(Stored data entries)

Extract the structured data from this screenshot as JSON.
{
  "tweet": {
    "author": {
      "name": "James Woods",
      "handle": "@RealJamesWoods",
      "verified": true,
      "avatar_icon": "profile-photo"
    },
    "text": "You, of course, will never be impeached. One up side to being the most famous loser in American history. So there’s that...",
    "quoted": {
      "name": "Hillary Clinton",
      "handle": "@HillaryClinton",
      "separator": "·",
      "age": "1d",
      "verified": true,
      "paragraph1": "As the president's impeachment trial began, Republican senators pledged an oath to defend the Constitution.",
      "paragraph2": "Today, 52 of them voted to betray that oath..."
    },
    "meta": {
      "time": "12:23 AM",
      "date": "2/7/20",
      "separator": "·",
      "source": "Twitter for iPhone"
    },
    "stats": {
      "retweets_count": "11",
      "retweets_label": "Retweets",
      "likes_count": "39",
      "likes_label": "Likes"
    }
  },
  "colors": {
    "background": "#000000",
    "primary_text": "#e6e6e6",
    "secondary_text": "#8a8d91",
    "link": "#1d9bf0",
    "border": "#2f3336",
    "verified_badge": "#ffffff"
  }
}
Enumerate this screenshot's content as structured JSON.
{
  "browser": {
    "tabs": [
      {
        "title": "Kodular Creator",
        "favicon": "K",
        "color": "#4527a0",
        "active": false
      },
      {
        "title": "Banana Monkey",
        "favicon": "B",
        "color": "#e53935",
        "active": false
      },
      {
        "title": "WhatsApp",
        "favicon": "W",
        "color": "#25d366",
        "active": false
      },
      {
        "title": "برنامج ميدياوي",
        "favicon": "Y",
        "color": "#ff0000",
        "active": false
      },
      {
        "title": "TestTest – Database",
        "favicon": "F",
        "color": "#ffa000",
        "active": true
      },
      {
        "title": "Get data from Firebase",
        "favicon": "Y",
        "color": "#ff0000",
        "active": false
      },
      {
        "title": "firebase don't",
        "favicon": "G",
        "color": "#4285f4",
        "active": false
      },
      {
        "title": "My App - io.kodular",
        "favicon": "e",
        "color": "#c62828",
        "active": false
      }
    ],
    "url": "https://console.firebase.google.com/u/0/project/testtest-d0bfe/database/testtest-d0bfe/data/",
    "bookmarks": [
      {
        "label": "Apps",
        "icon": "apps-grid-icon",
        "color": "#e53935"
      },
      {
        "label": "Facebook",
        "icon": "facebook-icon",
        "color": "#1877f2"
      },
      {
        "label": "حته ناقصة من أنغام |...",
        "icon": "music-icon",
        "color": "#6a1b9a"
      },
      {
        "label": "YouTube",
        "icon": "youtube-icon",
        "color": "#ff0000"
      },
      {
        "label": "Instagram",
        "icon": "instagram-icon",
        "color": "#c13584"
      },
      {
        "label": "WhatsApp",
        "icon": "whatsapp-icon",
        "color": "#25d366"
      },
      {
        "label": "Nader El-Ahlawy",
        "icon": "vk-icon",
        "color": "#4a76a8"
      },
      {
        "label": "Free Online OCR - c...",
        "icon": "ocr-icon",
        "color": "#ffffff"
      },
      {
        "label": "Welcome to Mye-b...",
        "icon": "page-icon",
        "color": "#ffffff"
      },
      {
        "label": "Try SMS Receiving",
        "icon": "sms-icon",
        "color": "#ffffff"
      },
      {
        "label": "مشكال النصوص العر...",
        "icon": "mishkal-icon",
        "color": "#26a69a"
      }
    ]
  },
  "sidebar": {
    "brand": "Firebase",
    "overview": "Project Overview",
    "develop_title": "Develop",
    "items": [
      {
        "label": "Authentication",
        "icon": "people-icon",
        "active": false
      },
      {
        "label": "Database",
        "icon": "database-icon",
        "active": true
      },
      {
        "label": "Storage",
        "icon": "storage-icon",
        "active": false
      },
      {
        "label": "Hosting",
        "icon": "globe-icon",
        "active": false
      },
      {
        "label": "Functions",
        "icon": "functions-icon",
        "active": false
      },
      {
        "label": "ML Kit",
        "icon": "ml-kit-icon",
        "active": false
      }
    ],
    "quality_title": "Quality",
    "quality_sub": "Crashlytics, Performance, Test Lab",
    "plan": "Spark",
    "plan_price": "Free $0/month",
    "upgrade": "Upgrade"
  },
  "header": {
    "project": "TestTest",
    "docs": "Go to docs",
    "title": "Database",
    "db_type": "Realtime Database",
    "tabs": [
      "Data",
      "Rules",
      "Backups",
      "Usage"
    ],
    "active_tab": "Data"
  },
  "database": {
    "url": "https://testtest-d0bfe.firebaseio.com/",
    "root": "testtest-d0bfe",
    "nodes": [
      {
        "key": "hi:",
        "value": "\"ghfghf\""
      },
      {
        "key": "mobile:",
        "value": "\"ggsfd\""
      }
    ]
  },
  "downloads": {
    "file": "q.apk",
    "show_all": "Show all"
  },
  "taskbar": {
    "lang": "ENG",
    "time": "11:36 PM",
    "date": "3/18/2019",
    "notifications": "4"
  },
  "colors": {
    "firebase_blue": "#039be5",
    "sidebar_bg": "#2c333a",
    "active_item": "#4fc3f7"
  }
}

> _Request_
Print every entry exactly as it appears.

> _Finished exercise_
Extract the structured data from this screenshot as JSON.
{
  "tweet": {
    "author": {
      "name": "James Woods",
      "handle": "@RealJamesWoods",
      "verified": true,
      "avatar_icon": "profile-photo"
    },
    "text": "You, of course, will never be impeached. One up side to being the most famous loser in American history. So there’s that...",
    "quoted": {
      "name": "Hillary Clinton",
      "handle": "@HillaryClinton",
      "separator": "·",
      "age": "1d",
      "verified": true,
      "paragraph1": "As the president's impeachment trial began, Republican senators pledged an oath to defend the Constitution.",
      "paragraph2": "Today, 52 of them voted to betray that oath..."
    },
    "meta": {
      "time": "12:23 AM",
      "date": "2/7/20",
      "separator": "·",
      "source": "Twitter for iPhone"
    },
    "stats": {
      "retweets_count": "11",
      "retweets_label": "Retweets",
      "likes_count": "39",
      "likes_label": "Likes"
    }
  },
  "colors": {
    "background": "#000000",
    "primary_text": "#e6e6e6",
    "secondary_text": "#8a8d91",
    "link": "#1d9bf0",
    "border": "#2f3336",
    "verified_badge": "#ffffff"
  }
}
Enumerate this screenshot's content as structured JSON.
{
  "browser": {
    "tabs": [
      {
        "title": "Kodular Creator",
        "favicon": "K",
        "color": "#4527a0",
        "active": false
      },
      {
        "title": "Banana Monkey",
        "favicon": "B",
        "color": "#e53935",
        "active": false
      },
      {
        "title": "WhatsApp",
        "favicon": "W",
        "color": "#25d366",
        "active": false
      },
      {
        "title": "برنامج ميدياوي",
        "favicon": "Y",
        "color": "#ff0000",
        "active": false
      },
      {
        "title": "TestTest – Database",
        "favicon": "F",
        "color": "#ffa000",
        "active": true
      },
      {
        "title": "Get data from Firebase",
        "favicon": "Y",
        "color": "#ff0000",
        "active": false
      },
      {
        "title": "firebase don't",
        "favicon": "G",
        "color": "#4285f4",
        "active": false
      },
      {
        "title": "My App - io.kodular",
        "favicon": "e",
        "color": "#c62828",
        "active": false
      }
    ],
    "url": "https://console.firebase.google.com/u/0/project/testtest-d0bfe/database/testtest-d0bfe/data/",
    "bookmarks": [
      {
        "label": "Apps",
        "icon": "apps-grid-icon",
        "color": "#e53935"
      },
      {
        "label": "Facebook",
        "icon": "facebook-icon",
        "color": "#1877f2"
      },
      {
        "label": "حته ناقصة من أنغام |...",
        "icon": "music-icon",
        "color": "#6a1b9a"
      },
      {
        "label": "YouTube",
        "icon": "youtube-icon",
        "color": "#ff0000"
      },
      {
        "label": "Instagram",
        "icon": "instagram-icon",
        "color": "#c13584"
      },
      {
        "label": "WhatsApp",
        "icon": "whatsapp-icon",
        "color": "#25d366"
      },
      {
        "label": "Nader El-Ahlawy",
        "icon": "vk-icon",
        "color": "#4a76a8"
      },
      {
        "label": "Free Online OCR - c...",
        "icon": "ocr-icon",
        "color": "#ffffff"
      },
      {
        "label": "Welcome to Mye-b...",
        "icon": "page-icon",
        "color": "#ffffff"
      },
      {
        "label": "Try SMS Receiving",
        "icon": "sms-icon",
        "color": "#ffffff"
      },
      {
        "label": "مشكال النصوص العر...",
        "icon": "mishkal-icon",
        "color": "#26a69a"
      }
    ]
  },
  "sidebar": {
    "brand": "Firebase",
    "overview": "Project Overview",
    "develop_title": "Develop",
    "items": [
      {
        "label": "Authentication",
        "icon": "people-icon",
        "active": false
      },
      {
        "label": "Database",
        "icon": "database-icon",
        "active": true
      },
      {
        "label": "Storage",
        "icon": "storage-icon",
        "active": false
      },
      {
        "label": "Hosting",
        "icon": "globe-icon",
        "active": false
      },
      {
        "label": "Functions",
        "icon": "functions-icon",
        "active": false
      },
      {
        "label": "ML Kit",
        "icon": "ml-kit-icon",
        "active": false
      }
    ],
    "quality_title": "Quality",
    "quality_sub": "Crashlytics, Performance, Test Lab",
    "plan": "Spark",
    "plan_price": "Free $0/month",
    "upgrade": "Upgrade"
  },
  "header": {
    "project": "TestTest",
    "docs": "Go to docs",
    "title": "Database",
    "db_type": "Realtime Database",
    "tabs": [
      "Data",
      "Rules",
      "Backups",
      "Usage"
    ],
    "active_tab": "Data"
  },
  "database": {
    "url": "https://testtest-d0bfe.firebaseio.com/",
    "root": "testtest-d0bfe",
    "nodes": [
      {
        "key": "hi:",
        "value": "\"ghfghf\""
      },
      {
        "key": "mobile:",
        "value": "\"ggsfd\""
      }
    ]
  },
  "downloads": {
    "file": "q.apk",
    "show_all": "Show all"
  },
  "taskbar": {
    "lang": "ENG",
    "time": "11:36 PM",
    "date": "3/18/2019",
    "notifications": "4"
  },
  "colors": {
    "firebase_blue": "#039be5",
    "sidebar_bg": "#2c333a",
    "active_item": "#4fc3f7"
  }
}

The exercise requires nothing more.